◆ **Goal of the exercise**:
Reproduce the material in full, unchanged.

::::::

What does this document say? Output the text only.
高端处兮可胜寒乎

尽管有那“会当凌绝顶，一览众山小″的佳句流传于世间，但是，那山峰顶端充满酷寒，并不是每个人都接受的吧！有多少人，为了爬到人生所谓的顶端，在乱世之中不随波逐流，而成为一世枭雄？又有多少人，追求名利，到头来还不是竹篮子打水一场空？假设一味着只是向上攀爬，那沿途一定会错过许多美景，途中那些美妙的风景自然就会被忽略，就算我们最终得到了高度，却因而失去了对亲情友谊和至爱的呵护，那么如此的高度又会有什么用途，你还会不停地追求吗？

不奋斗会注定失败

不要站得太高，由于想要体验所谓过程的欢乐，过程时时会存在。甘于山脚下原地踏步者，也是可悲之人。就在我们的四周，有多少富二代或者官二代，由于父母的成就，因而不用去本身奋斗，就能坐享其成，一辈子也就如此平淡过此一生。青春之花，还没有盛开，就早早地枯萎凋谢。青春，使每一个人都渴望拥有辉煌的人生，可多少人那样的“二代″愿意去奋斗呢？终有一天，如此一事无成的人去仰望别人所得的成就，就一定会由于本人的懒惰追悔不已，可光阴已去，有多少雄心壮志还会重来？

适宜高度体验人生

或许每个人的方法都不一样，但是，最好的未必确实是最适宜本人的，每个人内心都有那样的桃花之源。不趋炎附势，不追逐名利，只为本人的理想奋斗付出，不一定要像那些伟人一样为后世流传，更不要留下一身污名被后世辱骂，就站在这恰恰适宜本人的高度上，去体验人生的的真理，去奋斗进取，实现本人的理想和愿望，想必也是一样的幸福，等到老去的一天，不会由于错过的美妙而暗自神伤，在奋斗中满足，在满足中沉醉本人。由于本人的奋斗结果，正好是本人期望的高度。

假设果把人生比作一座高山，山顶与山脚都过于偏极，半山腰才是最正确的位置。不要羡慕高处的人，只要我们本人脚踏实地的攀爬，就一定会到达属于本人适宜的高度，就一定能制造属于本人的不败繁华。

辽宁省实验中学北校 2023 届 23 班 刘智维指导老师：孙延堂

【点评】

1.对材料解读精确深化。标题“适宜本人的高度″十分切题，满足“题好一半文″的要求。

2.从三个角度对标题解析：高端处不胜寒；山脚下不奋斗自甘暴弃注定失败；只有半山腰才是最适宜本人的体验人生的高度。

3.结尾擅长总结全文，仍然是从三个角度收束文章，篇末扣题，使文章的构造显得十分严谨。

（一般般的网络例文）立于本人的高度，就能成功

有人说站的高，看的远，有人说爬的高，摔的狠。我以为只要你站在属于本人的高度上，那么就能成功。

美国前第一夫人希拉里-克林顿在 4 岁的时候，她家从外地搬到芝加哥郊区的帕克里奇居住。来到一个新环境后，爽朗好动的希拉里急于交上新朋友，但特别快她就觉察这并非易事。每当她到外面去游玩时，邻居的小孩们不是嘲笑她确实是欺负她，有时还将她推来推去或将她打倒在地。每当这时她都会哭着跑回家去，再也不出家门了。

::::::

◆ **Result of this exercise**:
What does this document say? Output the text only.
高端处兮可胜寒乎

尽管有那“会当凌绝顶，一览众山小″的佳句流传于世间，但是，那山峰顶端充满酷寒，并不是每个人都接受的吧！有多少人，为了爬到人生所谓的顶端，在乱世之中不随波逐流，而成为一世枭雄？又有多少人，追求名利，到头来还不是竹篮子打水一场空？假设一味着只是向上攀爬，那沿途一定会错过许多美景，途中那些美妙的风景自然就会被忽略，就算我们最终得到了高度，却因而失去了对亲情友谊和至爱的呵护，那么如此的高度又会有什么用途，你还会不停地追求吗？

不奋斗会注定失败

不要站得太高，由于想要体验所谓过程的欢乐，过程时时会存在。甘于山脚下原地踏步者，也是可悲之人。就在我们的四周，有多少富二代或者官二代，由于父母的成就，因而不用去本身奋斗，就能坐享其成，一辈子也就如此平淡过此一生。青春之花，还没有盛开，就早早地枯萎凋谢。青春，使每一个人都渴望拥有辉煌的人生，可多少人那样的“二代″愿意去奋斗呢？终有一天，如此一事无成的人去仰望别人所得的成就，就一定会由于本人的懒惰追悔不已，可光阴已去，有多少雄心壮志还会重来？

适宜高度体验人生

或许每个人的方法都不一样，但是，最好的未必确实是最适宜本人的，每个人内心都有那样的桃花之源。不趋炎附势，不追逐名利，只为本人的理想奋斗付出，不一定要像那些伟人一样为后世流传，更不要留下一身污名被后世辱骂，就站在这恰恰适宜本人的高度上，去体验人生的的真理，去奋斗进取，实现本人的理想和愿望，想必也是一样的幸福，等到老去的一天，不会由于错过的美妙而暗自神伤，在奋斗中满足，在满足中沉醉本人。由于本人的奋斗结果，正好是本人期望的高度。

假设果把人生比作一座高山，山顶与山脚都过于偏极，半山腰才是最正确的位置。不要羡慕高处的人，只要我们本人脚踏实地的攀爬，就一定会到达属于本人适宜的高度，就一定能制造属于本人的不败繁华。

辽宁省实验中学北校 2023 届 23 班 刘智维指导老师：孙延堂

【点评】

1.对材料解读精确深化。标题“适宜本人的高度″十分切题，满足“题好一半文″的要求。

2.从三个角度对标题解析：高端处不胜寒；山脚下不奋斗自甘暴弃注定失败；只有半山腰才是最适宜本人的体验人生的高度。

3.结尾擅长总结全文，仍然是从三个角度收束文章，篇末扣题，使文章的构造显得十分严谨。

（一般般的网络例文）立于本人的高度，就能成功

有人说站的高，看的远，有人说爬的高，摔的狠。我以为只要你站在属于本人的高度上，那么就能成功。

美国前第一夫人希拉里-克林顿在 4 岁的时候，她家从外地搬到芝加哥郊区的帕克里奇居住。来到一个新环境后，爽朗好动的希拉里急于交上新朋友，但特别快她就觉察这并非易事。每当她到外面去游玩时，邻居的小孩们不是嘲笑她确实是欺负她，有时还将她推来推去或将她打倒在地。每当这时她都会哭着跑回家去，再也不出家门了。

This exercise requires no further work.